[Collection entries]
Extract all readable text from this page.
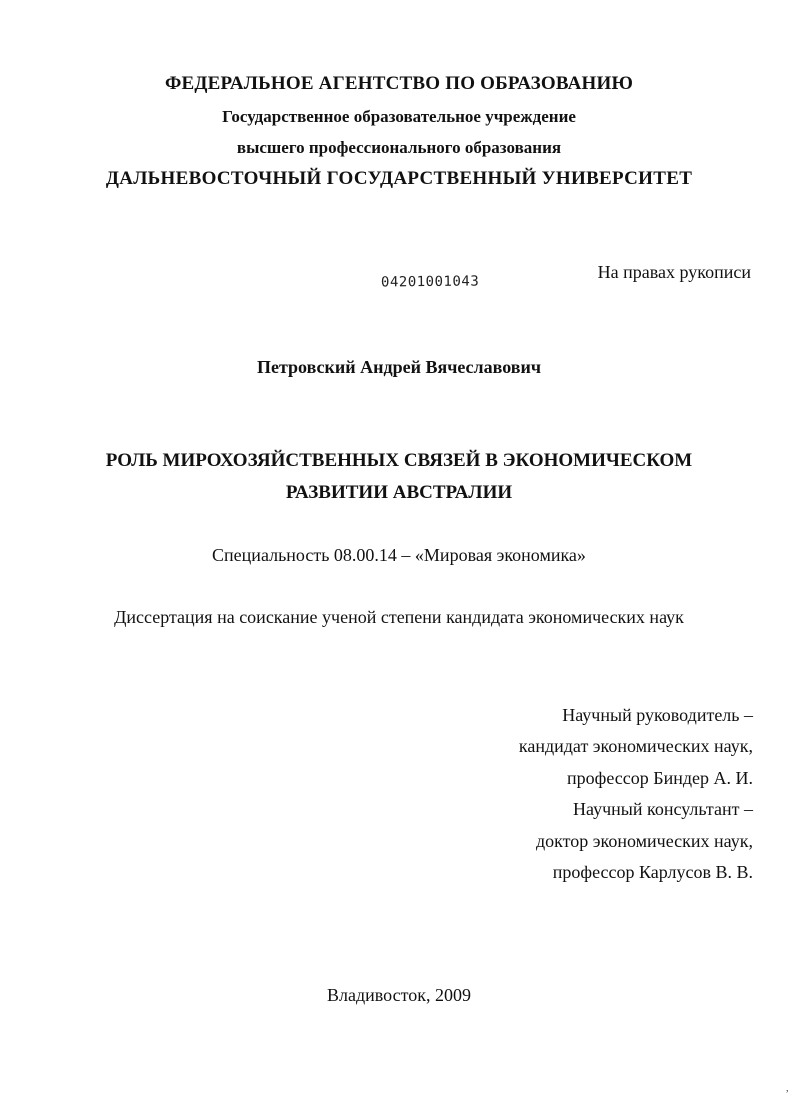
ФЕДЕРАЛЬНОЕ АГЕНТСТВО ПО ОБРАЗОВАНИЮ
Государственное образовательное учреждение
высшего профессионального образования
ДАЛЬНЕВОСТОЧНЫЙ ГОСУДАРСТВЕННЫЙ УНИВЕРСИТЕТ
04201001043	На правах рукописи
Петровский Андрей Вячеславович
РОЛЬ МИРОХОЗЯЙСТВЕННЫХ СВЯЗЕЙ В ЭКОНОМИЧЕСКОМ
РАЗВИТИИ АВСТРАЛИИ
Специальность 08.00.14 – «Мировая экономика»
Диссертация на соискание ученой степени кандидата экономических наук
Научный руководитель –
кандидат экономических наук,
профессор Биндер А. И.
Научный консультант –
доктор экономических наук,
профессор Карлусов В. В.
Владивосток, 2009
,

• SET TASK
Find how many of the lines above have the word "наук" in them. State only that number.

• ANSWER TO THE TASK
3